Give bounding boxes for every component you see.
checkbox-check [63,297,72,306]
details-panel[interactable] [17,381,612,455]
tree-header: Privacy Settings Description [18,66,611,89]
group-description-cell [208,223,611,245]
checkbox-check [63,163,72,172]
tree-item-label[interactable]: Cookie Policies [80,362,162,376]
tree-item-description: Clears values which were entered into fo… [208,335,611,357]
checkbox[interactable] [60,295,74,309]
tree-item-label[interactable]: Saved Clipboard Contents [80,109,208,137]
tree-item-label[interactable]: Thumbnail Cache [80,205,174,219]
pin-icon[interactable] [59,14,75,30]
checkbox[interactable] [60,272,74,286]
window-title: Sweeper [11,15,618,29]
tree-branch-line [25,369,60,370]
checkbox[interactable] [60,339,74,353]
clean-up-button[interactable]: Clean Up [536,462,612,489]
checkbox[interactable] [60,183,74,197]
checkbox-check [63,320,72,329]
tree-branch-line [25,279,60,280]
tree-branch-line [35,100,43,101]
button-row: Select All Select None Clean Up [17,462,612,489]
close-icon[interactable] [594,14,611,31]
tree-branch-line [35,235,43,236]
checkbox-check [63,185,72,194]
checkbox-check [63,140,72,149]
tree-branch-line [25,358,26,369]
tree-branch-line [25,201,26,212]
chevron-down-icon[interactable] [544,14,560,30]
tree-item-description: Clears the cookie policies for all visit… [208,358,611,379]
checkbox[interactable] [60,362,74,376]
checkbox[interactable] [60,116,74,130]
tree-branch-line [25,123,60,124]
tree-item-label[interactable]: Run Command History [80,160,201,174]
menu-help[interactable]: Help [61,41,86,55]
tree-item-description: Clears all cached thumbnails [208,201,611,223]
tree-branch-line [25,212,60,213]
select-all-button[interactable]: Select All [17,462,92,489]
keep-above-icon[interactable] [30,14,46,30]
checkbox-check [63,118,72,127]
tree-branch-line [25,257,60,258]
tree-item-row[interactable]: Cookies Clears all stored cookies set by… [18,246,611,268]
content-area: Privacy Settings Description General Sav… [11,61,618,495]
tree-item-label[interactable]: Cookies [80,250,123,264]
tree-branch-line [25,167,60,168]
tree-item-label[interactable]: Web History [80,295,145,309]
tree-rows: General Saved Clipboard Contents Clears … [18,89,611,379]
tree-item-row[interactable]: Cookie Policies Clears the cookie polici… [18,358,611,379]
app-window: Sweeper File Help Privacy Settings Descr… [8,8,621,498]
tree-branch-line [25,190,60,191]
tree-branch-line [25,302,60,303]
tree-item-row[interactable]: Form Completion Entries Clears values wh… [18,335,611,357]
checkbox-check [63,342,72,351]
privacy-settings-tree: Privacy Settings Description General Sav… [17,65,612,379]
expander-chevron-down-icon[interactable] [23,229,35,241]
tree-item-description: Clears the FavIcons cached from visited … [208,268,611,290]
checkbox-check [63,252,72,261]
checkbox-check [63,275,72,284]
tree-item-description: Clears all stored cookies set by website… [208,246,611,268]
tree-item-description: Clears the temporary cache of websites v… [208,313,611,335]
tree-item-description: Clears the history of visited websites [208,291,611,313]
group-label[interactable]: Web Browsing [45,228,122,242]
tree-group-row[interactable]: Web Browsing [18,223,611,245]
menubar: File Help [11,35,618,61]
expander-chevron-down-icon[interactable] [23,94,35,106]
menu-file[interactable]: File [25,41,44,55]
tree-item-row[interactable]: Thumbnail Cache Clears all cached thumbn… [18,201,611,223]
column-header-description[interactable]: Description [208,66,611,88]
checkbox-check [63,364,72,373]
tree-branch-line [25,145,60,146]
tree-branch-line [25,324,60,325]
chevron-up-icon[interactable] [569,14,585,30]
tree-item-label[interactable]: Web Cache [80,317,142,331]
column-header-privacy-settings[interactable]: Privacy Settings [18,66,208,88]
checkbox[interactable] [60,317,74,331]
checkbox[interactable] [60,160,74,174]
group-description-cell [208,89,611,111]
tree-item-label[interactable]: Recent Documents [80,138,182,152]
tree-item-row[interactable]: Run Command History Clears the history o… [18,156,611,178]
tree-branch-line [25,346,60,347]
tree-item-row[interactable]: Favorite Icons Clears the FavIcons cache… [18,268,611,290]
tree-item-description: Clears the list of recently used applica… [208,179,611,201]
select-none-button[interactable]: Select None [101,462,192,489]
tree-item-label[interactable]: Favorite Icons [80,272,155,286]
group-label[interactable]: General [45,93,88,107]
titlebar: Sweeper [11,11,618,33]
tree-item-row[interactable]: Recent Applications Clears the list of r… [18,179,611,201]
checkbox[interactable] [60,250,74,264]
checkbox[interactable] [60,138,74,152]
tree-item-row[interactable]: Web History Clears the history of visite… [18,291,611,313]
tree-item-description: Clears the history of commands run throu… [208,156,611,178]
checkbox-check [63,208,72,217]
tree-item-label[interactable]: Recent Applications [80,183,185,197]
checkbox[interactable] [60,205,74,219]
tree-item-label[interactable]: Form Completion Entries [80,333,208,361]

- [Enunciado da tarefa]: Por favor, reproduza sem alterações as linhas dos registros desde o início até a linha que contém "tree-branch-line [25,369,60,370]", incluindo as duas extremidades.

- [Resolução do exercício]:
Give bounding boxes for every component you see.
checkbox-check [63,297,72,306]
details-panel[interactable] [17,381,612,455]
tree-header: Privacy Settings Description [18,66,611,89]
group-description-cell [208,223,611,245]
checkbox-check [63,163,72,172]
tree-item-label[interactable]: Cookie Policies [80,362,162,376]
tree-item-description: Clears values which were entered into fo… [208,335,611,357]
checkbox[interactable] [60,295,74,309]
tree-item-label[interactable]: Saved Clipboard Contents [80,109,208,137]
tree-item-label[interactable]: Thumbnail Cache [80,205,174,219]
pin-icon[interactable] [59,14,75,30]
checkbox[interactable] [60,272,74,286]
window-title: Sweeper [11,15,618,29]
tree-branch-line [25,369,60,370]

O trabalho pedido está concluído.